>> START

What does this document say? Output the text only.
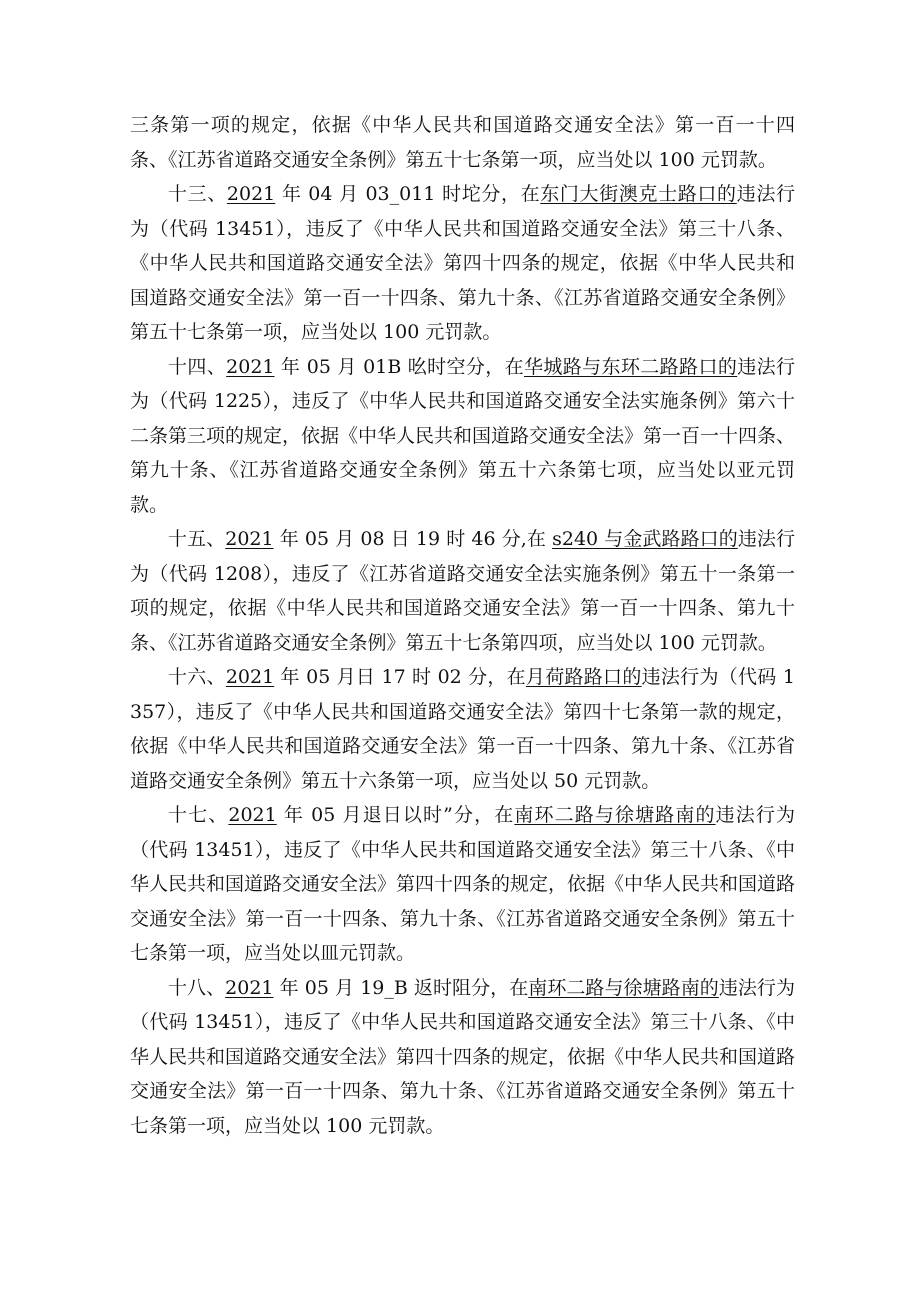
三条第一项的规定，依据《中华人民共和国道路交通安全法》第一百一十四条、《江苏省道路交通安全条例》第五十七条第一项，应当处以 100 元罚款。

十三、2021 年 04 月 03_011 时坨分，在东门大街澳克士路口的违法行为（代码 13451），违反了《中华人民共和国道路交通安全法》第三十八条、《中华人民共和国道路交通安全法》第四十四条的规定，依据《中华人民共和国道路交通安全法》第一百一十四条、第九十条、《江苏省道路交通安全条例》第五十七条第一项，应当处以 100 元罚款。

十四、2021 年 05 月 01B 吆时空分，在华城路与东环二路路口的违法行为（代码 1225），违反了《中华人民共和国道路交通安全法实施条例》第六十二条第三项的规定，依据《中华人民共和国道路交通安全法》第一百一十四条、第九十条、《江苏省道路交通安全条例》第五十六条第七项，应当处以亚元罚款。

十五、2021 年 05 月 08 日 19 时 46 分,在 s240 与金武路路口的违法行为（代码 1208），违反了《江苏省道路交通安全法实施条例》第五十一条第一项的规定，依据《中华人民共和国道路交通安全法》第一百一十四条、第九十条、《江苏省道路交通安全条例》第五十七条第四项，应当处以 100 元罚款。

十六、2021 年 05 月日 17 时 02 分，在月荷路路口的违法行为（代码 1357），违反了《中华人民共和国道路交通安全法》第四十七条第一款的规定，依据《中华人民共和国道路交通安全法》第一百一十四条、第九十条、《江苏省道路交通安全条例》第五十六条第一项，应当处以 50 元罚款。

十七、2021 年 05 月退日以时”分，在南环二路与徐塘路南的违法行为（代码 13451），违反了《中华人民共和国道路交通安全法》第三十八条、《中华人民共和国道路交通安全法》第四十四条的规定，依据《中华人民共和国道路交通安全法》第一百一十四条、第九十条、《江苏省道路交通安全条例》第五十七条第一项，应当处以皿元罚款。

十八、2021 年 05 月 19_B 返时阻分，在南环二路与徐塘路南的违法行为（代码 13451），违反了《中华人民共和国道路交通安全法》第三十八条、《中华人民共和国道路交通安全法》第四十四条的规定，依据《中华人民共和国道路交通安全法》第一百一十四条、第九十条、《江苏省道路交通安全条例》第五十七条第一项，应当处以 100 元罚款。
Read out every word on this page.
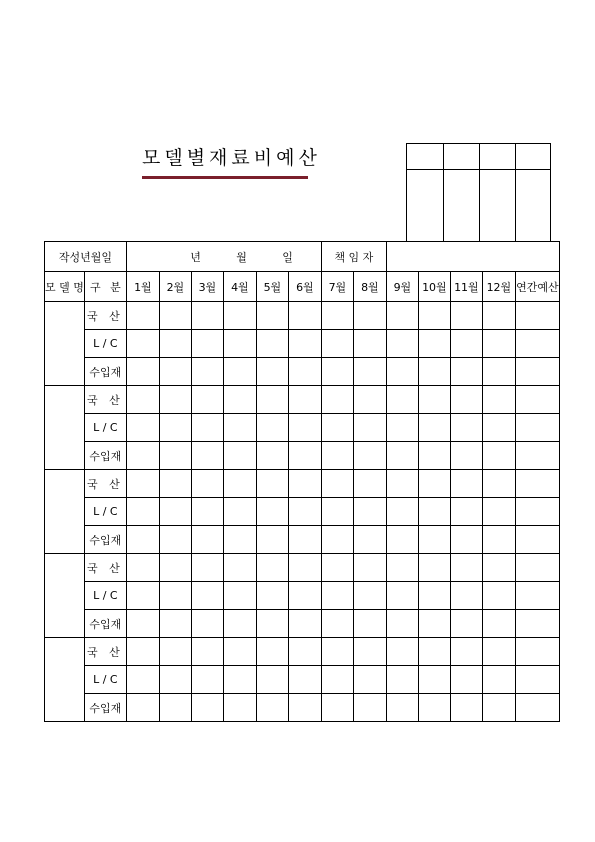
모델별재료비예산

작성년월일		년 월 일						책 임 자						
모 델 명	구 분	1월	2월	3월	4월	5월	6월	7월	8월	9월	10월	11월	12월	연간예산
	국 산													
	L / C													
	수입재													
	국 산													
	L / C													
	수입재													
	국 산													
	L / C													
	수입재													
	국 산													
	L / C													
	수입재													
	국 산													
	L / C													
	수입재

>> END
>> START

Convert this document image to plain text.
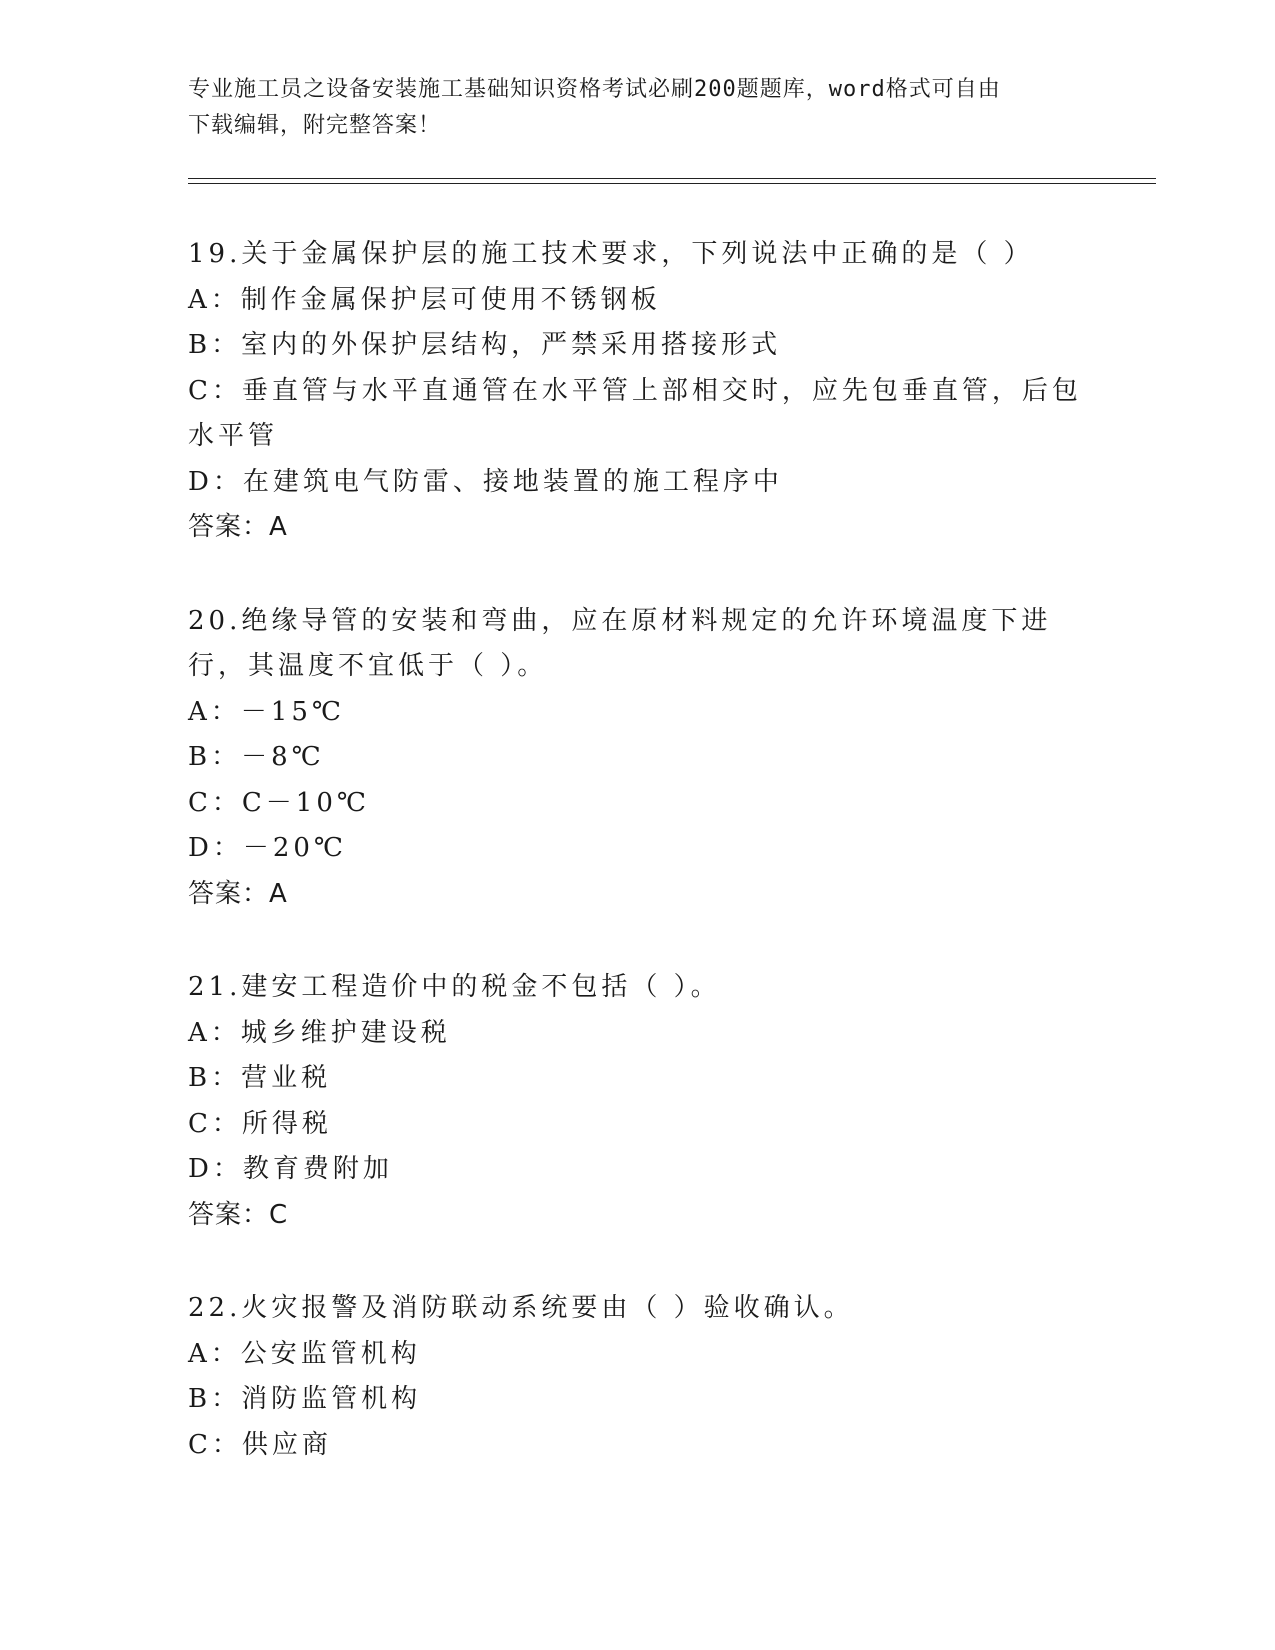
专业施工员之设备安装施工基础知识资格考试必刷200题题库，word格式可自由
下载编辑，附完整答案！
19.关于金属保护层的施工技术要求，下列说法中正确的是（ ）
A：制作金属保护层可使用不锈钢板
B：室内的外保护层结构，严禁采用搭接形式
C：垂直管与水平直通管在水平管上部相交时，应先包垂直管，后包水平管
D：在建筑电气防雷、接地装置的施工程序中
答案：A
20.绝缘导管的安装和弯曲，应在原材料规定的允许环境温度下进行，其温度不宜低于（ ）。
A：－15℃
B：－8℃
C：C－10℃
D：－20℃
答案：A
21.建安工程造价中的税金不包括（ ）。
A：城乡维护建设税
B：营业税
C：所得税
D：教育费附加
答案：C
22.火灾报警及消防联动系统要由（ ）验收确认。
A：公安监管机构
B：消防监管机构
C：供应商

>> END
>> START

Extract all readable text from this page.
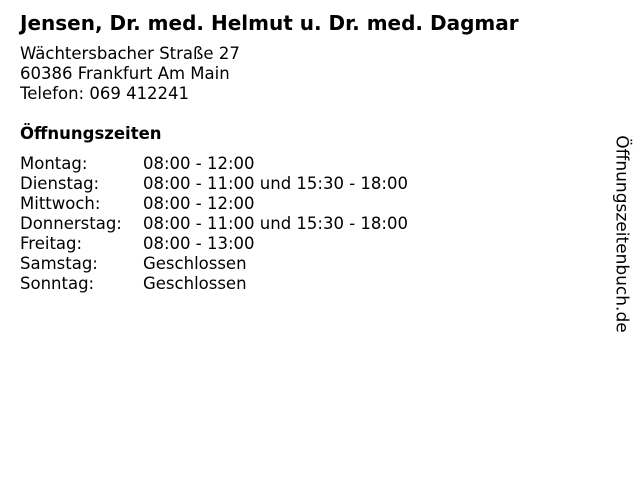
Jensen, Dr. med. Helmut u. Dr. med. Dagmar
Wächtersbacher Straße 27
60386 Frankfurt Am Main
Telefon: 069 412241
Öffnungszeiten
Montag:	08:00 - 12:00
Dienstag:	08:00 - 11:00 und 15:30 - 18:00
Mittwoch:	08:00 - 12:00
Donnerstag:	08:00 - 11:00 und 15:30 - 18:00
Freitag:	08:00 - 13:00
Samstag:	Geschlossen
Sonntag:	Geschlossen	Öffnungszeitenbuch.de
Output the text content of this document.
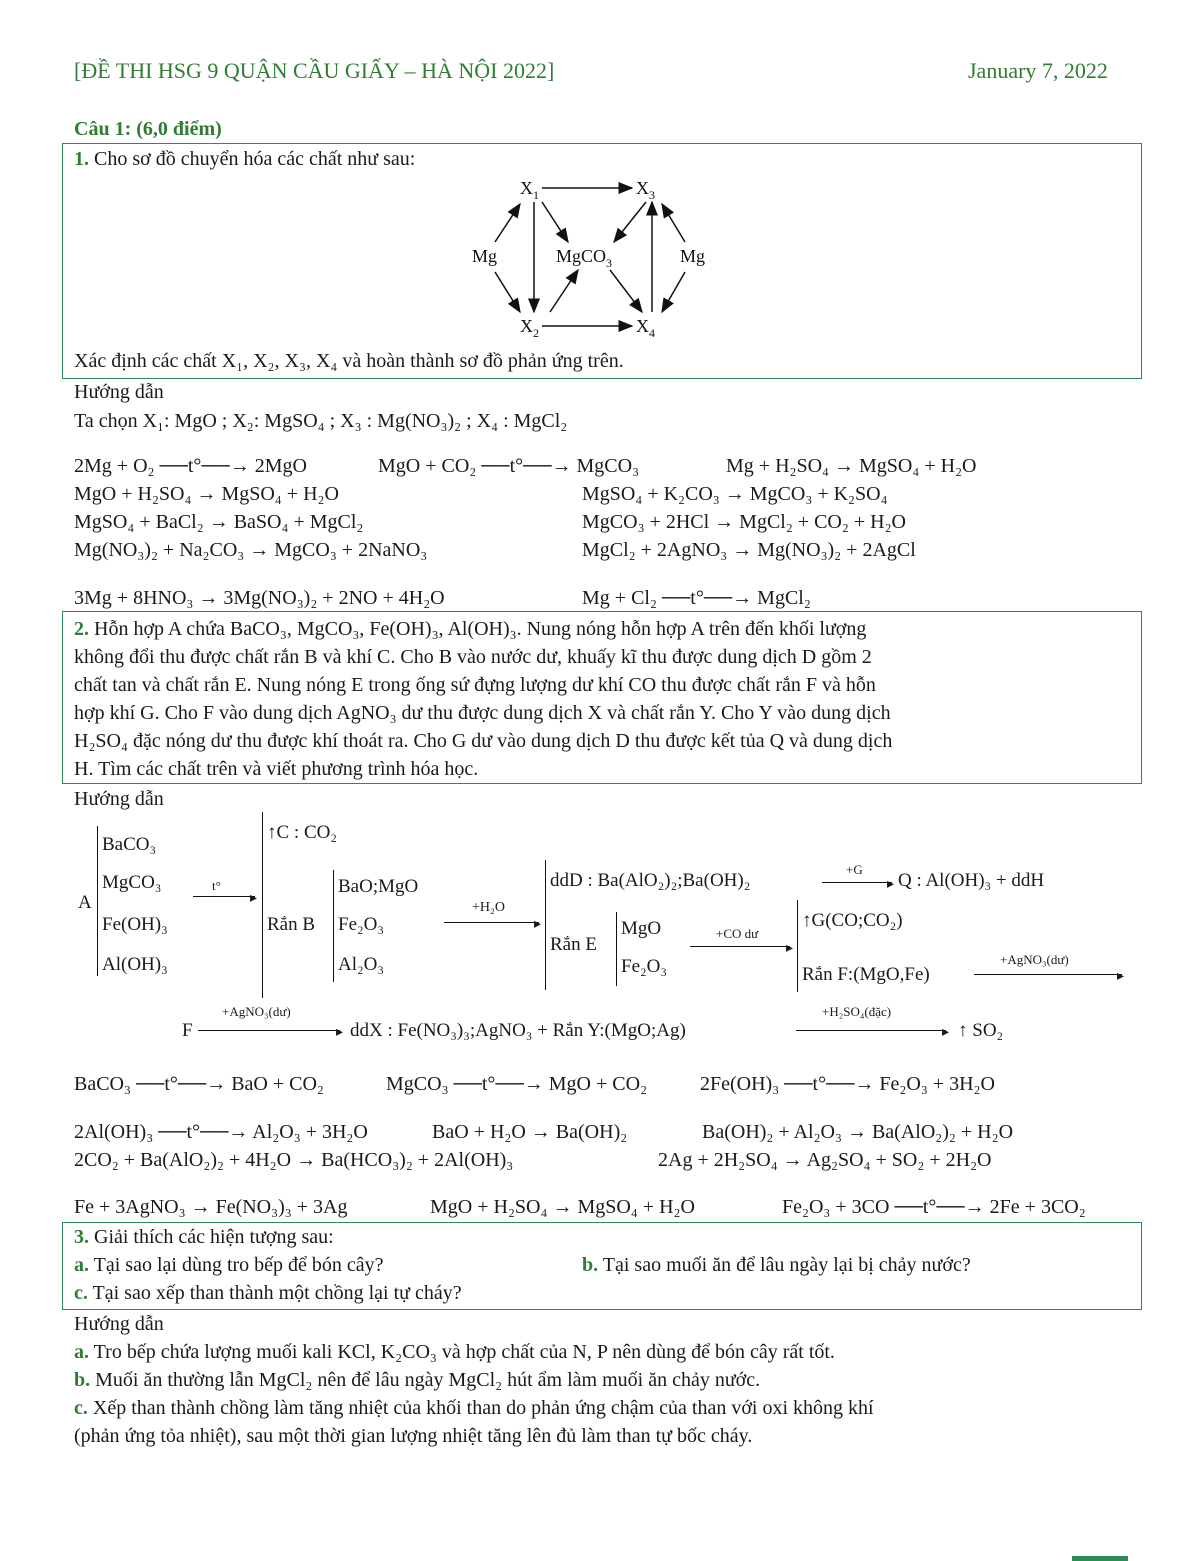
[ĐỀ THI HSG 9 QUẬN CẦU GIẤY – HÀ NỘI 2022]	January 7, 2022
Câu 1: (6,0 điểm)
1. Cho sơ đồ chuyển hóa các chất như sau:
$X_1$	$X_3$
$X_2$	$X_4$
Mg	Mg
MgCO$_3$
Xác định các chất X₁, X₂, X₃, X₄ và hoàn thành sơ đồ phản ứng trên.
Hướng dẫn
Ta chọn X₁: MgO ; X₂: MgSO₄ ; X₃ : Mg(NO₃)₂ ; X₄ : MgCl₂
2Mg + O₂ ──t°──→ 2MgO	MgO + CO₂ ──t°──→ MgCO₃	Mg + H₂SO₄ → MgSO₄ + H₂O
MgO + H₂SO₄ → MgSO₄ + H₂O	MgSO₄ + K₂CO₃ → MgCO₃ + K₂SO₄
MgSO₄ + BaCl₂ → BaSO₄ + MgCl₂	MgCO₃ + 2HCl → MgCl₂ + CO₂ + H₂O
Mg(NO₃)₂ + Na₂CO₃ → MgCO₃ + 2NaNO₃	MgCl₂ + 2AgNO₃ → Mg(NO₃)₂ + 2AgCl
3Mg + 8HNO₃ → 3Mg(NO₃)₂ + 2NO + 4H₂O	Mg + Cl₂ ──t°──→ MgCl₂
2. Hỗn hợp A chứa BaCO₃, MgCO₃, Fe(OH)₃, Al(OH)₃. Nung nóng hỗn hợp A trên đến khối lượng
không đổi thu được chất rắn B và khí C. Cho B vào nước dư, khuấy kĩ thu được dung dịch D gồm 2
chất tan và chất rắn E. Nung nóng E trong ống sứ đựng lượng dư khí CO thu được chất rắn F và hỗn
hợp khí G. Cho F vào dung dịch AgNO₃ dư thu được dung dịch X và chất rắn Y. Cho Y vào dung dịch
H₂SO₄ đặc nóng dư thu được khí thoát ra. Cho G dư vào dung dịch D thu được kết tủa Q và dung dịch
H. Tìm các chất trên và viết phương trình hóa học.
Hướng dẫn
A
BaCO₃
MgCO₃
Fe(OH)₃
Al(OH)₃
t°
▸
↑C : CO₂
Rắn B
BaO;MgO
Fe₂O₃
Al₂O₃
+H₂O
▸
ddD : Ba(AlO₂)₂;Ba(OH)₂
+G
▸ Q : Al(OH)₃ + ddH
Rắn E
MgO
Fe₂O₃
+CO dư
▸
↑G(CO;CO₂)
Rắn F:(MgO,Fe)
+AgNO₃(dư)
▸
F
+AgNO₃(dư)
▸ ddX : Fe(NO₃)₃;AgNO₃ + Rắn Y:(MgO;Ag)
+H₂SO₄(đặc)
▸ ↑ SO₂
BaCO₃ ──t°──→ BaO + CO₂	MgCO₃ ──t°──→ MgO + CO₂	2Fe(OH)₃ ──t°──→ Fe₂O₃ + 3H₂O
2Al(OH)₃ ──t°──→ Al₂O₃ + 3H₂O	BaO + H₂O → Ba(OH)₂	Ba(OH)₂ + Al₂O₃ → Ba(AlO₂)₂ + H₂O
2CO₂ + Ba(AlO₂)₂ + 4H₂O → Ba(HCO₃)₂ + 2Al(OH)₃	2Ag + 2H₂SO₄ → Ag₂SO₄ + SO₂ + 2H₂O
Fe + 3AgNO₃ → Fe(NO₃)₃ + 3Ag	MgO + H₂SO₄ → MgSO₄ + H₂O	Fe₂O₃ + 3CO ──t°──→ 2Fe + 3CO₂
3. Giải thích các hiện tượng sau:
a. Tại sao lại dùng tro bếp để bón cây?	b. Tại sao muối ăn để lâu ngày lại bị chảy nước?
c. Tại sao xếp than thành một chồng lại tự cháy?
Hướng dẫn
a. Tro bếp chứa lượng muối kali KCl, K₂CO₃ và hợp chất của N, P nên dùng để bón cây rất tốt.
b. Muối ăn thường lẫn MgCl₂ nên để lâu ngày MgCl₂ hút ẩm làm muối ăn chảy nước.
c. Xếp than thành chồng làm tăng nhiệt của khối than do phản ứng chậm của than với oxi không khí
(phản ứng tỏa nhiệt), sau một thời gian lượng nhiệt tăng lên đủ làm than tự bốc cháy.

>> END

● **Instructions for the task**
Find the string "Geschlossen" in the listing and return every line that holds it.

● **Output for this exercise**
Samstag:	Geschlossen
Sonntag:	Geschlossen	Öffnungszeitenbuch.de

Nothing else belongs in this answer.